> _PROBLEM STATEMENT_:
Give the lines of the material from the line containing "662, 281, 676]" through the line containing "662, 343, 676]", inclusive, as a JSON list of strings with one string per line. Leave out any blank lines.

>> BEGIN DATA IN THIS EXERCISE

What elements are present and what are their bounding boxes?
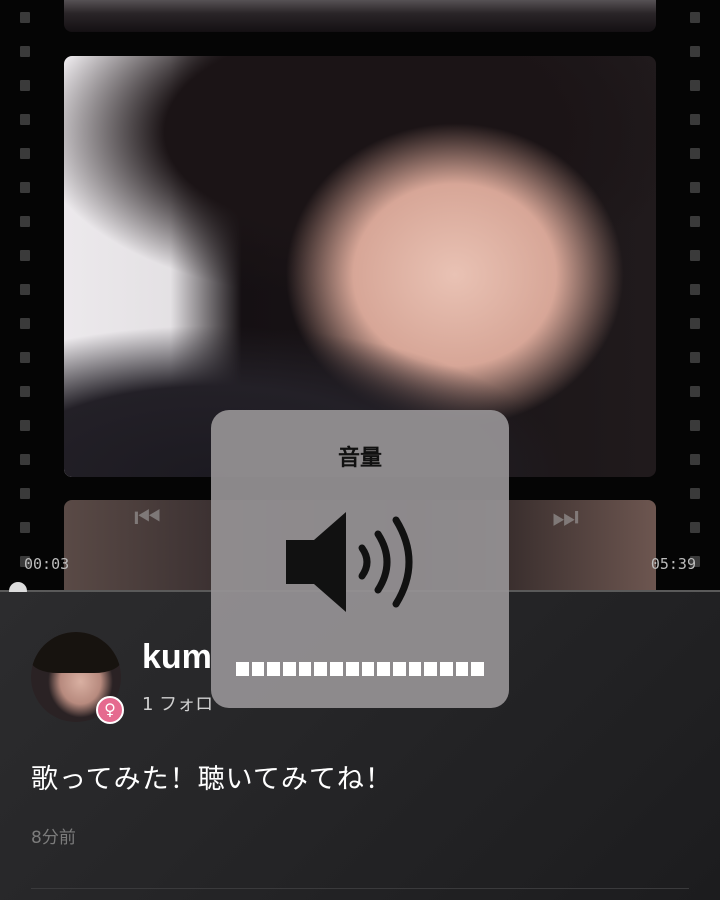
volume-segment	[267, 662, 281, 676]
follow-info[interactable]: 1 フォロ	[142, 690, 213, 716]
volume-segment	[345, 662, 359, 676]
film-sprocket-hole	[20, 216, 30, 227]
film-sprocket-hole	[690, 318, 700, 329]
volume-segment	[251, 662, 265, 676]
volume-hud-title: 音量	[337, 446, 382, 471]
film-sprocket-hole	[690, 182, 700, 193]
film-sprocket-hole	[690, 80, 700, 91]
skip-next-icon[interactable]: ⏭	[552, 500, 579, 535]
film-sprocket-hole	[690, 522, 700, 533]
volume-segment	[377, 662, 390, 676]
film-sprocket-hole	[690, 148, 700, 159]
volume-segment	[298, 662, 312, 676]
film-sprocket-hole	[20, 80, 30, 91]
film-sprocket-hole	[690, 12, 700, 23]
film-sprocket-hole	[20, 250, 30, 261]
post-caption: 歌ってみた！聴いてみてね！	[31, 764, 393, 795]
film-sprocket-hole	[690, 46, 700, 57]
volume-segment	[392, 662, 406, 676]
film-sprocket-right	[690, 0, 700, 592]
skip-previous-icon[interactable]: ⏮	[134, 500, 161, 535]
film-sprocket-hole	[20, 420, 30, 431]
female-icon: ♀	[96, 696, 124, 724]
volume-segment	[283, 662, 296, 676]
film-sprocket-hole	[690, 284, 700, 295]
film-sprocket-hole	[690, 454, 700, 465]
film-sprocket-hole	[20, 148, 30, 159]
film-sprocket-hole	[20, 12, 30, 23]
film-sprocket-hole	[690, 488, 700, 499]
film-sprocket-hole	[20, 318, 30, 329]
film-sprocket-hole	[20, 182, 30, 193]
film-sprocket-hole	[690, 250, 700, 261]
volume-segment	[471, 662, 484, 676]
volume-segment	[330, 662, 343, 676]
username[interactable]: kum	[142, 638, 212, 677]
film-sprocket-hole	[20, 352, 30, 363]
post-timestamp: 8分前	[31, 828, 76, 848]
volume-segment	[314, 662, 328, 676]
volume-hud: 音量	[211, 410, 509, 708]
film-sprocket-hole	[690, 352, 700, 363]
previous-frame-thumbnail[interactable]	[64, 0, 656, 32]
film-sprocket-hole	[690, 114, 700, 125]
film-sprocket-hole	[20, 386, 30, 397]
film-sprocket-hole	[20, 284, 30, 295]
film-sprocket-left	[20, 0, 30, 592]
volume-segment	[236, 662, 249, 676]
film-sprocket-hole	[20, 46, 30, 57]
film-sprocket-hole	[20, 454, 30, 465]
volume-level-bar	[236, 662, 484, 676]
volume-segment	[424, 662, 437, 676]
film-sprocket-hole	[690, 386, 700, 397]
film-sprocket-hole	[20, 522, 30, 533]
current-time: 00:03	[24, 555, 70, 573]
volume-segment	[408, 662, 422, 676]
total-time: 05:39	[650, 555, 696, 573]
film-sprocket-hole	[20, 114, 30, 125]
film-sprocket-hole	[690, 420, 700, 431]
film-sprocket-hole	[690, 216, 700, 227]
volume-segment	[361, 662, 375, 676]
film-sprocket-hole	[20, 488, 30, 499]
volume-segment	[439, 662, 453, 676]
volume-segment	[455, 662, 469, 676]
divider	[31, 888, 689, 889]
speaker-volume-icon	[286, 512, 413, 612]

>> END DATA IN THIS EXERCISE
>> BEGIN DATA IN THIS EXERCISE

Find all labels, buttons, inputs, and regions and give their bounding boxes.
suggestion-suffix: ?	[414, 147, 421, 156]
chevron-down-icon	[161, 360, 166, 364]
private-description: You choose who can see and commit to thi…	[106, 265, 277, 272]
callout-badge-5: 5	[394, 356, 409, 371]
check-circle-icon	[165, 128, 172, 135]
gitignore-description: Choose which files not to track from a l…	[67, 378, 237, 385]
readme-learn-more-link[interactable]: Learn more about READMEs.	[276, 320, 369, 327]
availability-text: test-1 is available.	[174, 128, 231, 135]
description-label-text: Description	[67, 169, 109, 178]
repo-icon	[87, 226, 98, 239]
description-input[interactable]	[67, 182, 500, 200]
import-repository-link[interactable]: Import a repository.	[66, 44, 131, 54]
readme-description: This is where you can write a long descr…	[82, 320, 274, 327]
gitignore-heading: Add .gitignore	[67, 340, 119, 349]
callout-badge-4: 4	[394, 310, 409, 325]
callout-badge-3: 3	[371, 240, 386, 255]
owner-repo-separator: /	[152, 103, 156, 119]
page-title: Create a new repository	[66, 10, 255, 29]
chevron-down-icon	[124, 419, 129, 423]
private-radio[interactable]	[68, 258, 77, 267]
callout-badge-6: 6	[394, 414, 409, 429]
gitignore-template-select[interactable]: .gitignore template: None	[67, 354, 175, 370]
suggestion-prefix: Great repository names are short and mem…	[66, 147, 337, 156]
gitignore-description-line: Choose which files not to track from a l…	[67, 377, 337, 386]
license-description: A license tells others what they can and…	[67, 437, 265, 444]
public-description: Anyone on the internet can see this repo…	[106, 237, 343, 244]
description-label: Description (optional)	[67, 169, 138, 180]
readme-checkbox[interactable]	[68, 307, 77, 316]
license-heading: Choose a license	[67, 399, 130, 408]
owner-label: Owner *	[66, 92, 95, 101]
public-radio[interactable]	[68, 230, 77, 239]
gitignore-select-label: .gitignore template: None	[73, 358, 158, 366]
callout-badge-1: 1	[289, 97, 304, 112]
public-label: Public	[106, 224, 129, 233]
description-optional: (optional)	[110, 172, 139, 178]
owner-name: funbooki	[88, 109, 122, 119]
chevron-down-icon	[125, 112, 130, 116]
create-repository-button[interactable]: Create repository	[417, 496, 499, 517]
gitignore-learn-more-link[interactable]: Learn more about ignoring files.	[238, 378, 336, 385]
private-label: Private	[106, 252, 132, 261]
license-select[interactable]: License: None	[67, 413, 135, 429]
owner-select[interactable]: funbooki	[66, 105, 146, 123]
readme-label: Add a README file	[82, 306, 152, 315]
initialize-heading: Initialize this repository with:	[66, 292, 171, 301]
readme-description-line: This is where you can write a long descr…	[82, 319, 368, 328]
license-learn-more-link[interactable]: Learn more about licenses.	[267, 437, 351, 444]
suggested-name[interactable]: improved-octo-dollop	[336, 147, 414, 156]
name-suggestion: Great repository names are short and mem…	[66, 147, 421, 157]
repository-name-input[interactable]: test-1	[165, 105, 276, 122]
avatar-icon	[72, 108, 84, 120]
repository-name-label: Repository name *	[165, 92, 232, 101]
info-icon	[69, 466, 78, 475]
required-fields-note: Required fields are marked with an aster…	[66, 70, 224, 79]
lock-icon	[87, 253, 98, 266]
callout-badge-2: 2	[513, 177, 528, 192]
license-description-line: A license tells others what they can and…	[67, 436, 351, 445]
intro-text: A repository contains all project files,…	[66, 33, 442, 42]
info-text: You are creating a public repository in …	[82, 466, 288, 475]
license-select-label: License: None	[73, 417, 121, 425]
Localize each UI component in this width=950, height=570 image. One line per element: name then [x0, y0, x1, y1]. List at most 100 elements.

>> END DATA IN THIS EXERCISE

> _TASK RESULT_:
[
  "volume-segment\t[267, 662, 281, 676]",
  "follow-info[interactable]: 1 フォロ\t[142, 690, 213, 716]",
  "volume-segment\t[345, 662, 359, 676]",
  "film-sprocket-hole\t[20, 216, 30, 227]",
  "film-sprocket-hole\t[690, 318, 700, 329]",
  "volume-segment\t[251, 662, 265, 676]",
  "volume-hud-title: 音量\t[337, 446, 382, 471]",
  "film-sprocket-hole\t[690, 182, 700, 193]",
  "film-sprocket-hole\t[690, 80, 700, 91]",
  "skip-next-icon[interactable]: ⏭\t[552, 500, 579, 535]",
  "film-sprocket-hole\t[690, 522, 700, 533]",
  "volume-segment\t[377, 662, 390, 676]",
  "film-sprocket-hole\t[690, 148, 700, 159]",
  "volume-segment\t[298, 662, 312, 676]",
  "film-sprocket-hole\t[20, 80, 30, 91]",
  "film-sprocket-hole\t[690, 12, 700, 23]",
  "film-sprocket-hole\t[20, 250, 30, 261]",
  "post-caption: 歌ってみた！聴いてみてね！\t[31, 764, 393, 795]",
  "film-sprocket-hole\t[690, 46, 700, 57]",
  "volume-segment\t[392, 662, 406, 676]",
  "film-sprocket-right\t[690, 0, 700, 592]",
  "skip-previous-icon[interactable]: ⏮\t[134, 500, 161, 535]",
  "film-sprocket-hole\t[20, 420, 30, 431]",
  "female-icon: ♀\t[96, 696, 124, 724]",
  "volume-segment\t[283, 662, 296, 676]",
  "film-sprocket-hole\t[690, 284, 700, 295]",
  "film-sprocket-hole\t[690, 454, 700, 465]",
  "film-sprocket-hole\t[20, 148, 30, 159]",
  "film-sprocket-hole\t[20, 12, 30, 23]",
  "film-sprocket-hole\t[690, 488, 700, 499]",
  "film-sprocket-hole\t[20, 318, 30, 329]",
  "film-sprocket-hole\t[20, 182, 30, 193]",
  "film-sprocket-hole\t[690, 250, 700, 261]",
  "volume-segment\t[471, 662, 484, 676]",
  "volume-segment\t[330, 662, 343, 676]"
]